## Entries supplied

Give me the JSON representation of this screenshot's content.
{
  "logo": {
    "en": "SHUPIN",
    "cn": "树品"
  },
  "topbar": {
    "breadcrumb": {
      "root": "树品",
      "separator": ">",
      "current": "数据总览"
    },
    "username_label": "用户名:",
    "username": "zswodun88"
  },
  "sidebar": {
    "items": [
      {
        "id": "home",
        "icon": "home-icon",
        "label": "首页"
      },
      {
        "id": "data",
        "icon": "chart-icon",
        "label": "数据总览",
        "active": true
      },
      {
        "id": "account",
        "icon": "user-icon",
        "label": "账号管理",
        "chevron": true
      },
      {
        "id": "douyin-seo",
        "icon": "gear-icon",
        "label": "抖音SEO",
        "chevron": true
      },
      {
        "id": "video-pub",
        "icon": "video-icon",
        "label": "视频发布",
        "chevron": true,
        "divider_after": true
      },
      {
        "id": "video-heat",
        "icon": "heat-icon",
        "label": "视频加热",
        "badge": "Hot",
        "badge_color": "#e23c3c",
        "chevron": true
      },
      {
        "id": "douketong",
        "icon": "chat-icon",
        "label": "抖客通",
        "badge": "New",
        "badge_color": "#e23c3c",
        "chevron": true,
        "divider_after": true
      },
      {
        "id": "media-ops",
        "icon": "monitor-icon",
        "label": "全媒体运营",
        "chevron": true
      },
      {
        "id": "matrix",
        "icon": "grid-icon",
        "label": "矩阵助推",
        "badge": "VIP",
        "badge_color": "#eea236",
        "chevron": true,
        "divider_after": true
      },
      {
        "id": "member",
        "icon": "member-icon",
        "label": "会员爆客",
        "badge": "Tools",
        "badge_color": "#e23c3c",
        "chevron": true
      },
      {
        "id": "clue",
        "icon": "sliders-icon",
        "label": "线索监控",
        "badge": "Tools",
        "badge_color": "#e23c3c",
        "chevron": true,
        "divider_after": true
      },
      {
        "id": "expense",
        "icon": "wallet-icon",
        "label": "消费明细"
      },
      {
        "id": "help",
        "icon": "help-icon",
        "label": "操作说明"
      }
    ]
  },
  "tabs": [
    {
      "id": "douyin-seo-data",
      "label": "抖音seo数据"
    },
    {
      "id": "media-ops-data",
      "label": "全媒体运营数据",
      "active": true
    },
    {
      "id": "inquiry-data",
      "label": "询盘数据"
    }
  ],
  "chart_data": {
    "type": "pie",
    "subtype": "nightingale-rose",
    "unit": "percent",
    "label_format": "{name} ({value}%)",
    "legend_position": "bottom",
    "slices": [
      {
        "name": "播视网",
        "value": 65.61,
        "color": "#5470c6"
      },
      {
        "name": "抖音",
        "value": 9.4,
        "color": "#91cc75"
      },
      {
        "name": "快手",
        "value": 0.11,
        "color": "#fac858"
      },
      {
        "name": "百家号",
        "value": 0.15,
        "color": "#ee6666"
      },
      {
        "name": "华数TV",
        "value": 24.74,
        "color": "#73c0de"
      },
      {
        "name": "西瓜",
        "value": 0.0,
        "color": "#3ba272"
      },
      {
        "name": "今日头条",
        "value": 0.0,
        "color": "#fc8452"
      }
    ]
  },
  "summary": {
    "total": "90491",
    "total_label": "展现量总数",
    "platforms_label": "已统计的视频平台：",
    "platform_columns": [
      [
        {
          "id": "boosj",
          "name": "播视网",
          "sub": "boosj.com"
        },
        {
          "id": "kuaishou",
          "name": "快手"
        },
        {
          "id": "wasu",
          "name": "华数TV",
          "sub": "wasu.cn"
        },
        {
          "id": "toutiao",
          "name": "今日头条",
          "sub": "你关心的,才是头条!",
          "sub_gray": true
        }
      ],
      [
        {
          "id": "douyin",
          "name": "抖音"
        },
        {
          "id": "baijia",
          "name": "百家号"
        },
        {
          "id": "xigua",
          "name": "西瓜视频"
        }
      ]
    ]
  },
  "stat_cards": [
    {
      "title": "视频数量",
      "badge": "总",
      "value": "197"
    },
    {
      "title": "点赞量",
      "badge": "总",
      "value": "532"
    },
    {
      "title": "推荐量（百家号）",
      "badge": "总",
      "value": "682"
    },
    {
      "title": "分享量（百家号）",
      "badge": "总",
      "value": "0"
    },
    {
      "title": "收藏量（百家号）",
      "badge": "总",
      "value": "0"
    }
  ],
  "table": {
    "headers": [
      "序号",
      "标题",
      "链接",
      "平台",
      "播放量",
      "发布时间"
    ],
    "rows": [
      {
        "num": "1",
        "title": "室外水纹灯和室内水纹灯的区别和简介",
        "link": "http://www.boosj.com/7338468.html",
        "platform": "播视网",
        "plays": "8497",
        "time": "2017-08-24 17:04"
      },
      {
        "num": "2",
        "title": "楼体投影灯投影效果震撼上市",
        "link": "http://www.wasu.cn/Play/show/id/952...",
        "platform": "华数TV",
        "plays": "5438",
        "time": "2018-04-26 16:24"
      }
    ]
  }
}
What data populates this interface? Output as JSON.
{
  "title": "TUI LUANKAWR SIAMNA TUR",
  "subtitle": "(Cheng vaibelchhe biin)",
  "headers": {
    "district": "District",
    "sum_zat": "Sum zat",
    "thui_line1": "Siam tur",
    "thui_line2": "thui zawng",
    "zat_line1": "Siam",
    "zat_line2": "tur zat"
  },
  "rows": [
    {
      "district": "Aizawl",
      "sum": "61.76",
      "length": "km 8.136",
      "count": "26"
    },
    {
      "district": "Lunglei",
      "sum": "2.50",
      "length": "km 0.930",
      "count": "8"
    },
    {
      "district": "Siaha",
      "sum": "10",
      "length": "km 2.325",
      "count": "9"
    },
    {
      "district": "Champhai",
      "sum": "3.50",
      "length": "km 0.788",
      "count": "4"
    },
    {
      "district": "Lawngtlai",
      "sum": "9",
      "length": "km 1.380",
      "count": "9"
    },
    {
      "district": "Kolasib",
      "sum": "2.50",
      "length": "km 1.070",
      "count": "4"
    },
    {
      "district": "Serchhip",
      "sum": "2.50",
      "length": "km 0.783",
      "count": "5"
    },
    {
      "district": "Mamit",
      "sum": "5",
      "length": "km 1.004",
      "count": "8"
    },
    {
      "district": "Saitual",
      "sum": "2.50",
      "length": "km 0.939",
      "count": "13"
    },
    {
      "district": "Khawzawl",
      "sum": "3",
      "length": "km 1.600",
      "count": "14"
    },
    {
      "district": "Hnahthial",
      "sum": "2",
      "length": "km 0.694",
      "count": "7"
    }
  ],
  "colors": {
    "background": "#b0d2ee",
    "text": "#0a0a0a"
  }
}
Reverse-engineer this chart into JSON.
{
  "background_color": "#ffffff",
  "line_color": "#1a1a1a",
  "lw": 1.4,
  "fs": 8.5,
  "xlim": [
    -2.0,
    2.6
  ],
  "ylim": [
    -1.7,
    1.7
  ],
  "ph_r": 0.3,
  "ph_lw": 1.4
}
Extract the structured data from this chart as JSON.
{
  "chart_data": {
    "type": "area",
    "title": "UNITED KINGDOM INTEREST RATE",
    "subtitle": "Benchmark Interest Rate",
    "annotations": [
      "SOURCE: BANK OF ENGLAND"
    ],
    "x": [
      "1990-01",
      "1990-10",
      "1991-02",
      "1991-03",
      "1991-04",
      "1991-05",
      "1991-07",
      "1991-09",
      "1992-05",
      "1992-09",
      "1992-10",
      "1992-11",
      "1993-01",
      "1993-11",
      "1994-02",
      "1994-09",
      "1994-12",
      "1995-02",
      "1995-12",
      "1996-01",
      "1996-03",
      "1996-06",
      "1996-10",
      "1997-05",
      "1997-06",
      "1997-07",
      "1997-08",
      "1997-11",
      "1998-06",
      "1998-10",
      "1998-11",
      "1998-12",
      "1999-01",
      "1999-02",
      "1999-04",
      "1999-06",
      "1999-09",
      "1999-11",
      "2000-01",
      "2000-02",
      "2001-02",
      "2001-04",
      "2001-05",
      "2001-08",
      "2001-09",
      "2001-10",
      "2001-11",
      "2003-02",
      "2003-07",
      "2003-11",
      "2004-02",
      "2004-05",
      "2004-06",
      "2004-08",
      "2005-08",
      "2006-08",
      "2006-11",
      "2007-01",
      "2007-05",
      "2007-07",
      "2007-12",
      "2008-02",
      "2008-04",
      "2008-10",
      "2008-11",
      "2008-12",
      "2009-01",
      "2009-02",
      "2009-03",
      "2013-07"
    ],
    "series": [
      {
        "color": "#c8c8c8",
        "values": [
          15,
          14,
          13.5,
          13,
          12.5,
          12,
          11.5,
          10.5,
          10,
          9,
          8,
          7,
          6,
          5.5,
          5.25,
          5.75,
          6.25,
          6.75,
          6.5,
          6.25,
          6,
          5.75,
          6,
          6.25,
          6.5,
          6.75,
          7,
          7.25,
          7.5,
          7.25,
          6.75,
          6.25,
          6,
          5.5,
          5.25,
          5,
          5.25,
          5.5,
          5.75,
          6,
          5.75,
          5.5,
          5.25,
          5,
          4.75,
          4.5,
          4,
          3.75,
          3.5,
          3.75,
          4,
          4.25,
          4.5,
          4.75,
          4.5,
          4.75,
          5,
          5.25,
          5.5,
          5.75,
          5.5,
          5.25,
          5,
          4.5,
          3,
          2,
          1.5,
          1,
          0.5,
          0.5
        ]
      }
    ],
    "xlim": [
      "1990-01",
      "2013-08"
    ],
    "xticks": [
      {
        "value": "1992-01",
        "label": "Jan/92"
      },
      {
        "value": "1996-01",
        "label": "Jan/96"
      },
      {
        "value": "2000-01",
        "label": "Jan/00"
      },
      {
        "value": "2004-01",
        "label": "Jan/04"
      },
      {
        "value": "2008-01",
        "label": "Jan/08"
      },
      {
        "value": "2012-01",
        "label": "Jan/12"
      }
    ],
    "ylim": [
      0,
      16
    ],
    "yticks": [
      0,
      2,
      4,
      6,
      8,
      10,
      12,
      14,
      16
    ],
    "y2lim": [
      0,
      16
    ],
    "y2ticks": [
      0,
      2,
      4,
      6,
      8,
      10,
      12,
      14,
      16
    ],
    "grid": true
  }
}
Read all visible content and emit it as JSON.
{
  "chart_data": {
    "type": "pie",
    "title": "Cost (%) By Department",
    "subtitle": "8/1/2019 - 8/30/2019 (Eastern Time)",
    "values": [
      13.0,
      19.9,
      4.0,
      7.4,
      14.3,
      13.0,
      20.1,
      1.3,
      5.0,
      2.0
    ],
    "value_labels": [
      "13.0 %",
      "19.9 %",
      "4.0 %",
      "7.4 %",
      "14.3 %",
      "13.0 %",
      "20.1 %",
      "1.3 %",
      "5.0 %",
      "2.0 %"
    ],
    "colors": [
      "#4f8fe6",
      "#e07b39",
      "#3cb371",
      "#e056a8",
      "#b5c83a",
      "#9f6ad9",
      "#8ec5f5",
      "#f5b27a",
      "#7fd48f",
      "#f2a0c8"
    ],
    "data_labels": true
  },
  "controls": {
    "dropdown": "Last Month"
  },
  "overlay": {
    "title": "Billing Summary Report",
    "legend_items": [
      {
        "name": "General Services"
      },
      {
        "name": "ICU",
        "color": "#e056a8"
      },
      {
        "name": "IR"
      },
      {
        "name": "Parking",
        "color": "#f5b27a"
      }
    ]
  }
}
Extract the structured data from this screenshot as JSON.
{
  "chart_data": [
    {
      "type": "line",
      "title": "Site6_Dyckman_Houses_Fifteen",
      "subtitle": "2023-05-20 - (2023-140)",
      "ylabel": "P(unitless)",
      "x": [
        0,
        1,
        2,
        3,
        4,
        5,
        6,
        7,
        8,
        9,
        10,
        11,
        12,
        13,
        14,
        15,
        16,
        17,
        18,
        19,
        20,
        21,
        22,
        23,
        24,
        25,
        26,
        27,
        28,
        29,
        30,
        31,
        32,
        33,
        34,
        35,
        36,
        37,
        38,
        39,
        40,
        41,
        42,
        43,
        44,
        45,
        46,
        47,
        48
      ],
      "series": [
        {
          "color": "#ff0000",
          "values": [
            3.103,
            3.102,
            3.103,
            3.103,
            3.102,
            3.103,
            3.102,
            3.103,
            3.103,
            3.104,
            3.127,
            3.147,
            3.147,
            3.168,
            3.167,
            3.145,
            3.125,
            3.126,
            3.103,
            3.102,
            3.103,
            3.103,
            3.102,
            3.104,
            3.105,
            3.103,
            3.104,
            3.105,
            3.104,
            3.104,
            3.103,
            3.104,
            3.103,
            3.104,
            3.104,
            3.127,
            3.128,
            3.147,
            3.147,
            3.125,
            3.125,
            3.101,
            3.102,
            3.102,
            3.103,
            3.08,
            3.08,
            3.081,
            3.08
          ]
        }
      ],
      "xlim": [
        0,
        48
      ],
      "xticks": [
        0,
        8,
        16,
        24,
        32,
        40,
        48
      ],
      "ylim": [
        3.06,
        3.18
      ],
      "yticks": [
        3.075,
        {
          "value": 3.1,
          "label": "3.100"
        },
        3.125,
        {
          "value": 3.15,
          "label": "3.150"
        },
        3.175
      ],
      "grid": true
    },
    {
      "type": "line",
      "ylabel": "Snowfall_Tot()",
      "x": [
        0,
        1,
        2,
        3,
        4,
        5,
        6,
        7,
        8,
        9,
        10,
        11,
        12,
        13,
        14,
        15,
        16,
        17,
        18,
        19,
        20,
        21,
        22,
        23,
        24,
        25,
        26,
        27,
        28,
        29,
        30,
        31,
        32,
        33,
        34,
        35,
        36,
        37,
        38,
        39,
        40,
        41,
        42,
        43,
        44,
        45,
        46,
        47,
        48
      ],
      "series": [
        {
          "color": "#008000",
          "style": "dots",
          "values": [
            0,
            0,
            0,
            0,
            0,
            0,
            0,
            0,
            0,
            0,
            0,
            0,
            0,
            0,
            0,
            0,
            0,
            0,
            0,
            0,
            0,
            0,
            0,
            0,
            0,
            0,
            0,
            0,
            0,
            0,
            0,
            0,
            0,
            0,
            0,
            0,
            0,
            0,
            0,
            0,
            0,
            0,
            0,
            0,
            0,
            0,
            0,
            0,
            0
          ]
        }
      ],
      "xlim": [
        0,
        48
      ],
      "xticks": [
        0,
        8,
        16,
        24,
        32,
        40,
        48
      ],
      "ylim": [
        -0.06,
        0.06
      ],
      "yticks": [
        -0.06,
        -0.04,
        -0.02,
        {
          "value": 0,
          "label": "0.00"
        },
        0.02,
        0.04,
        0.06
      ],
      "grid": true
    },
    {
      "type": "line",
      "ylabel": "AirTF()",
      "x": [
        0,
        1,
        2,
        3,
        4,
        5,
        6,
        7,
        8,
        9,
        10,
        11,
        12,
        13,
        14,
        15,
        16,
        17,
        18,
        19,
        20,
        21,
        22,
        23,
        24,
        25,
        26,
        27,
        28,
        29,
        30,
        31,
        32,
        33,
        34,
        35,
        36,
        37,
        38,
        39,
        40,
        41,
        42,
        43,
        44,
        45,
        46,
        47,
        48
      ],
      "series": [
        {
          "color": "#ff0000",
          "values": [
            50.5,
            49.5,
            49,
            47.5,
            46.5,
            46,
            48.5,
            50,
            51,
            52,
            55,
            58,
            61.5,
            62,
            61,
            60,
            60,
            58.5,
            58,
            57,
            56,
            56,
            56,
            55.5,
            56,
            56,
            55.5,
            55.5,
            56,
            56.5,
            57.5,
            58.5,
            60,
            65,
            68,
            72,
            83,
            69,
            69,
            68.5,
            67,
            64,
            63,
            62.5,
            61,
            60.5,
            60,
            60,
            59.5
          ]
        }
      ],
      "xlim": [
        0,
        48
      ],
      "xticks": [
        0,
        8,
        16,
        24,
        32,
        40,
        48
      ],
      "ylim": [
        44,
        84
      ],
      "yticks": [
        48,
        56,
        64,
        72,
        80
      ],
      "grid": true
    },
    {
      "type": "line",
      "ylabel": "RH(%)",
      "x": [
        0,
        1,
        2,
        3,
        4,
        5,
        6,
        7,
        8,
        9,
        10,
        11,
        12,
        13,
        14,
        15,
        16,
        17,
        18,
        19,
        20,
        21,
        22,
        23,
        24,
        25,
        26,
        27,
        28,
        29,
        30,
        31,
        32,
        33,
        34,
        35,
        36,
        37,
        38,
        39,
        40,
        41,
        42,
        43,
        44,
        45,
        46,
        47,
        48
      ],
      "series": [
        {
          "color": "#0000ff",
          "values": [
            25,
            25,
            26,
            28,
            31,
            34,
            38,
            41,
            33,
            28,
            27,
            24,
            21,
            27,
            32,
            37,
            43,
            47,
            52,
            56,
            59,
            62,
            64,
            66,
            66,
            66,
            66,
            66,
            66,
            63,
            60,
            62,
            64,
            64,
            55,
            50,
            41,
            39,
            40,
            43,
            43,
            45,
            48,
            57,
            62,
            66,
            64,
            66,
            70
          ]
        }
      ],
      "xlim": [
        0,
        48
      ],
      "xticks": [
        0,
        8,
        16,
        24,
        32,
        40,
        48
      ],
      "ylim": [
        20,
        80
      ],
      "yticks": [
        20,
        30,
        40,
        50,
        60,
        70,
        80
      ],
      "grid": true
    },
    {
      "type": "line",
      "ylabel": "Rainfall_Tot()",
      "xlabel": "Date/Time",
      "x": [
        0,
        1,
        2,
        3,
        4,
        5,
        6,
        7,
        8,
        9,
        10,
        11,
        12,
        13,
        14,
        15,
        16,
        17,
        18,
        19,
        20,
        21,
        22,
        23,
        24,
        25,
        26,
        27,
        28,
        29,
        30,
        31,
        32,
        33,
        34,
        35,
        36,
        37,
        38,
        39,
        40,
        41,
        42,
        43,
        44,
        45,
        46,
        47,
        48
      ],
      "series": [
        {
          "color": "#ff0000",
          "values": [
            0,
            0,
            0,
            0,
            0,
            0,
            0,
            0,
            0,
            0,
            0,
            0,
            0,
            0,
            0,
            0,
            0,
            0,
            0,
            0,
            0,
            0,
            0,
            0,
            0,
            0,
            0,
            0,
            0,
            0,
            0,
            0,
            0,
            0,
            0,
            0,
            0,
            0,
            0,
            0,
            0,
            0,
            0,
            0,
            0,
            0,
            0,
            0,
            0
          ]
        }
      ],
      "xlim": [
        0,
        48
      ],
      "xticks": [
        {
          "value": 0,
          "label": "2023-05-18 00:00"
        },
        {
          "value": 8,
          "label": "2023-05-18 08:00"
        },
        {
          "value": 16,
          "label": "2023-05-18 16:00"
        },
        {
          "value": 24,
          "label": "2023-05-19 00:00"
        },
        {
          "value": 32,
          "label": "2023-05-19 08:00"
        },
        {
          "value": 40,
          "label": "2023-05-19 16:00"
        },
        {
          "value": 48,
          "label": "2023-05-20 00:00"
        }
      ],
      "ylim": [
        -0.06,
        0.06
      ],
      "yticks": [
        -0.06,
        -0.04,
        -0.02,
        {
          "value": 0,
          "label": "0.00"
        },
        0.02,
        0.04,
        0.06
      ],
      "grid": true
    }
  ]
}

## What needs to be done
Filter the data for the string "this" and copy every line that has it.

## Solved exercise
Give me the JSON representation of this screenshot's content.
What data populates this interface? Output as JSON.
Reverse-engineer this chart into JSON.
Extract the structured data from this chart as JSON.
Extract the structured data from this screenshot as JSON.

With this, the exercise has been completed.